> _NA CZYM POLEGA_
Proszę wyciągnąć z poniższego wykazu wszystkie wiersze, w których występuje słowo „bounding”.

(Fragmenty zbioru adnotacji układu strony)
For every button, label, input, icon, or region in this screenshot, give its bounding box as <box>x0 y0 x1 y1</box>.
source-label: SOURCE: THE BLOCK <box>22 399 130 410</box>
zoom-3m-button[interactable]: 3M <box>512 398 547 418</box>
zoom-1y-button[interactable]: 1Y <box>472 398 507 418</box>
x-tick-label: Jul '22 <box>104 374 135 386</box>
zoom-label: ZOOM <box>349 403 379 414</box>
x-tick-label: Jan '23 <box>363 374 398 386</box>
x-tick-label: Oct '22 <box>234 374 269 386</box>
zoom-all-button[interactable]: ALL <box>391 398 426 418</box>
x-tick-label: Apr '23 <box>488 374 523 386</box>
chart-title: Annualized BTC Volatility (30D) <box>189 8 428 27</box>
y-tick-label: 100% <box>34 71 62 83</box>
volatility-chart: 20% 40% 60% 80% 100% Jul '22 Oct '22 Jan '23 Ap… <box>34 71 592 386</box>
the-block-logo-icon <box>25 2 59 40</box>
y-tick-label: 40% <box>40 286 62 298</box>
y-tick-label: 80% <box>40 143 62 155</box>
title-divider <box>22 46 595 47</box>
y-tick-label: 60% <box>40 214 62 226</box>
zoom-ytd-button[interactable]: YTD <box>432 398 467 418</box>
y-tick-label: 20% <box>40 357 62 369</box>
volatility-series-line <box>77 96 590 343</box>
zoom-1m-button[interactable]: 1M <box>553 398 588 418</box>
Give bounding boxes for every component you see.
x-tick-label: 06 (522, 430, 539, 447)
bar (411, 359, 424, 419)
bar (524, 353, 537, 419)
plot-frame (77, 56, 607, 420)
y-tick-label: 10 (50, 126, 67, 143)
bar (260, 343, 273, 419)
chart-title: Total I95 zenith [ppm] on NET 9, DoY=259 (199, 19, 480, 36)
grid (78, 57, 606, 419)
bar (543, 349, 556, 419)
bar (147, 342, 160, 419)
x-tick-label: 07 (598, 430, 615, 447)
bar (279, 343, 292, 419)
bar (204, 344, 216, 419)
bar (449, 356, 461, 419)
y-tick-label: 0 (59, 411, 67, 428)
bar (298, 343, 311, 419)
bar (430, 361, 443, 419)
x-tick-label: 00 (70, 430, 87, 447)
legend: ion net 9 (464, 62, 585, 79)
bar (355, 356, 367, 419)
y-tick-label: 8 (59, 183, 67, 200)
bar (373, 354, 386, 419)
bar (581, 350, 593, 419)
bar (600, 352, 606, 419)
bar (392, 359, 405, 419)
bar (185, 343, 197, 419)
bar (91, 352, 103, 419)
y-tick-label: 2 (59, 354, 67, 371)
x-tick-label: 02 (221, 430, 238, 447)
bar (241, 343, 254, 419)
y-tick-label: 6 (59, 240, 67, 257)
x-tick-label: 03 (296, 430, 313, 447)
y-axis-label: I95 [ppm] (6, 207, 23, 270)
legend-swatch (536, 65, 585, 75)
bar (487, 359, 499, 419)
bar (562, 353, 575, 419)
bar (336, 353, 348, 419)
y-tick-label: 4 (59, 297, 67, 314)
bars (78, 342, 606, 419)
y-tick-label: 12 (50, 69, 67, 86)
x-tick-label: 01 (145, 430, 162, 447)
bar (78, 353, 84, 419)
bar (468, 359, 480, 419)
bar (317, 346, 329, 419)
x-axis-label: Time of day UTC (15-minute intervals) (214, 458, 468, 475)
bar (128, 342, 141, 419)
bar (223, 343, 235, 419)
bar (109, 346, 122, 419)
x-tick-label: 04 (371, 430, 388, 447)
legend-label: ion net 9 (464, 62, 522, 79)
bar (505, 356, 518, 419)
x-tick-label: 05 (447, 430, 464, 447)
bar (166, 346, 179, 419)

> _POPRAWNY WYNIK_
For every button, label, input, icon, or region in this screenshot, give its bounding box as <box>x0 y0 x1 y1</box>.
Give bounding boxes for every component you see.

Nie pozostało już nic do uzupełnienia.